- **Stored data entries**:
* begin *

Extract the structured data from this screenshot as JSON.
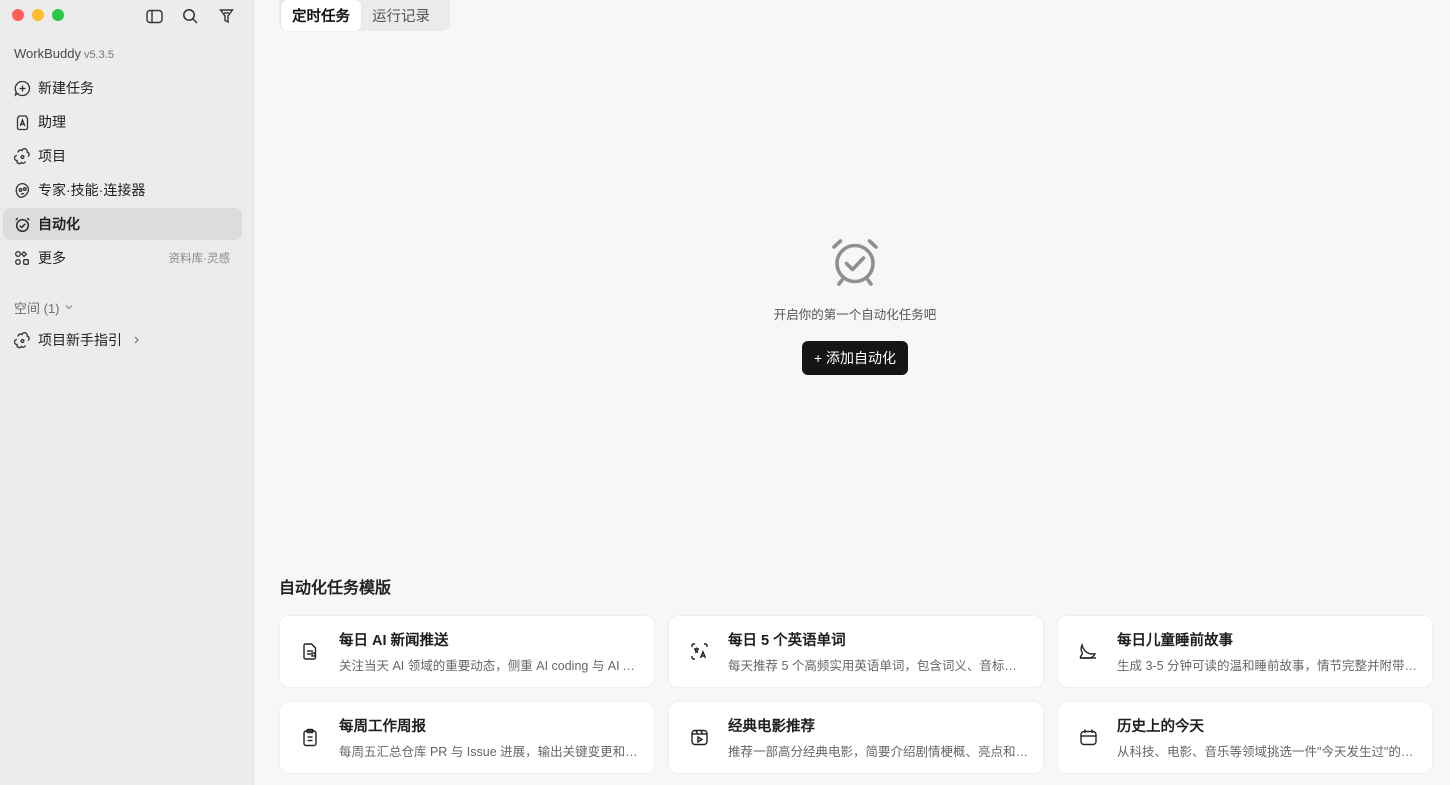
{
  "app": {
    "name": "WorkBuddy",
    "version": "v5.3.5"
  },
  "window_controls": [
    "close",
    "minimize",
    "zoom"
  ],
  "top_icons": [
    "sidebar-toggle-icon",
    "search-icon",
    "filter-icon"
  ],
  "sidebar": {
    "items": [
      {
        "label": "新建任务",
        "icon": "plus-chat-icon"
      },
      {
        "label": "助理",
        "icon": "assistant-icon"
      },
      {
        "label": "项目",
        "icon": "project-icon"
      },
      {
        "label": "专家·技能·连接器",
        "icon": "expert-icon"
      },
      {
        "label": "自动化",
        "icon": "alarm-clock-icon",
        "active": true
      },
      {
        "label": "更多",
        "icon": "grid-icon",
        "hint": "资料库·灵感"
      }
    ],
    "space": {
      "label": "空间 (1)",
      "items": [
        {
          "label": "项目新手指引"
        }
      ]
    }
  },
  "tabs": [
    {
      "label": "定时任务",
      "active": true
    },
    {
      "label": "运行记录"
    }
  ],
  "empty_state": {
    "text": "开启你的第一个自动化任务吧",
    "button": "+ 添加自动化"
  },
  "templates": {
    "title": "自动化任务模版",
    "cards": [
      {
        "title": "每日 AI 新闻推送",
        "desc": "关注当天 AI 领域的重要动态，侧重 AI coding 与 AI Agent 方向",
        "icon": "news-icon"
      },
      {
        "title": "每日 5 个英语单词",
        "desc": "每天推荐 5 个高频实用英语单词，包含词义、音标和例句",
        "icon": "translate-icon"
      },
      {
        "title": "每日儿童睡前故事",
        "desc": "生成 3-5 分钟可读的温和睡前故事，情节完整并附带寓意",
        "icon": "moon-icon"
      },
      {
        "title": "每周工作周报",
        "desc": "每周五汇总仓库 PR 与 Issue 进展，输出关键变更和待办",
        "icon": "clipboard-icon"
      },
      {
        "title": "经典电影推荐",
        "desc": "推荐一部高分经典电影，简要介绍剧情梗概、亮点和观影理由",
        "icon": "film-icon"
      },
      {
        "title": "历史上的今天",
        "desc": "从科技、电影、音乐等领域挑选一件\"今天发生过\"的事件",
        "icon": "calendar-icon"
      }
    ]
  }
}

* end *

- **Goal**: Track down every line holding the string "label" and copy it.

- **Answer for this exercise**:
        "label": "新建任务",
        "label": "助理",
        "label": "项目",
        "label": "专家·技能·连接器",
        "label": "自动化",
        "label": "更多",
      "label": "空间 (1)",
          "label": "项目新手指引"
      "label": "定时任务",
      "label": "运行记录"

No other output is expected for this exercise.